BRIEF:
Return the data exactly, with all pictures removed.

Begin

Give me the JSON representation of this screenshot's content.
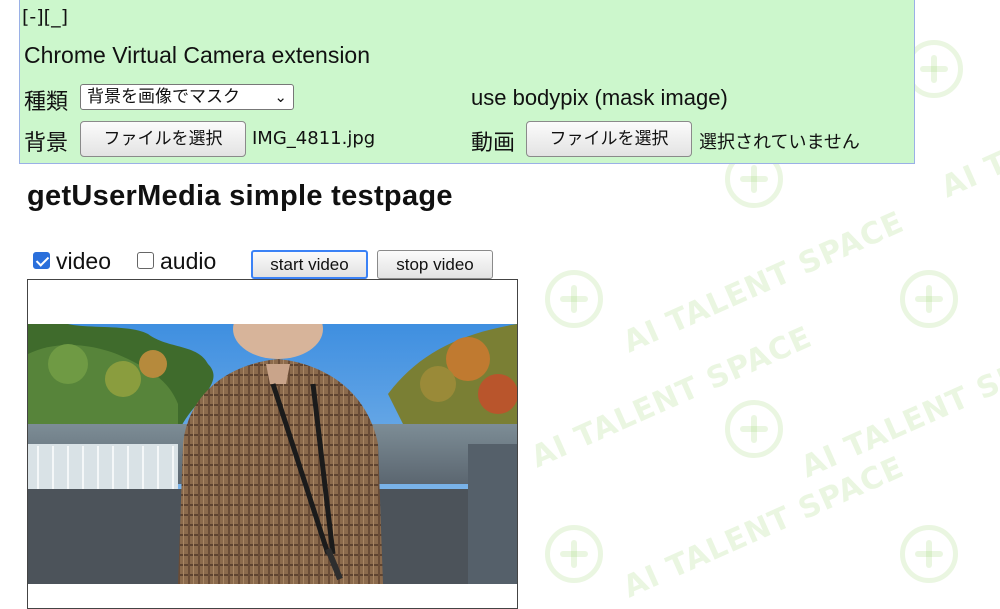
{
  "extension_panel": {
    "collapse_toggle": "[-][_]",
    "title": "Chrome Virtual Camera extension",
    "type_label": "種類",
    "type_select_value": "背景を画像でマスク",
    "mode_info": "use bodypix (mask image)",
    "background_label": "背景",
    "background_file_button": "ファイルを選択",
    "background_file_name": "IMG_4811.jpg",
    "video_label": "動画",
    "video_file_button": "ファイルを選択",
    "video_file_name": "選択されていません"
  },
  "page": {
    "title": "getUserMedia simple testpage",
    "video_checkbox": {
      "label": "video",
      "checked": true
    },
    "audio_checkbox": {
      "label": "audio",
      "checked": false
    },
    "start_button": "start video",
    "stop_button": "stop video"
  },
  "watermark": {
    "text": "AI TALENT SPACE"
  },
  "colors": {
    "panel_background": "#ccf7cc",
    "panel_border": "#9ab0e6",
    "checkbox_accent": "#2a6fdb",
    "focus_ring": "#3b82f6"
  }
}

End

RESPONSE:
Give me the JSON representation of this screenshot's content.
{
  "extension_panel": {
    "collapse_toggle": "[-][_]",
    "title": "Chrome Virtual Camera extension",
    "type_label": "種類",
    "type_select_value": "背景を画像でマスク",
    "mode_info": "use bodypix (mask image)",
    "background_label": "背景",
    "background_file_button": "ファイルを選択",
    "background_file_name": "IMG_4811.jpg",
    "video_label": "動画",
    "video_file_button": "ファイルを選択",
    "video_file_name": "選択されていません"
  },
  "page": {
    "title": "getUserMedia simple testpage",
    "video_checkbox": {
      "label": "video",
      "checked": true
    },
    "audio_checkbox": {
      "label": "audio",
      "checked": false
    },
    "start_button": "start video",
    "stop_button": "stop video"
  },
  "watermark": {
    "text": "AI TALENT SPACE"
  },
  "colors": {
    "panel_background": "#ccf7cc",
    "panel_border": "#9ab0e6",
    "checkbox_accent": "#2a6fdb",
    "focus_ring": "#3b82f6"
  }
}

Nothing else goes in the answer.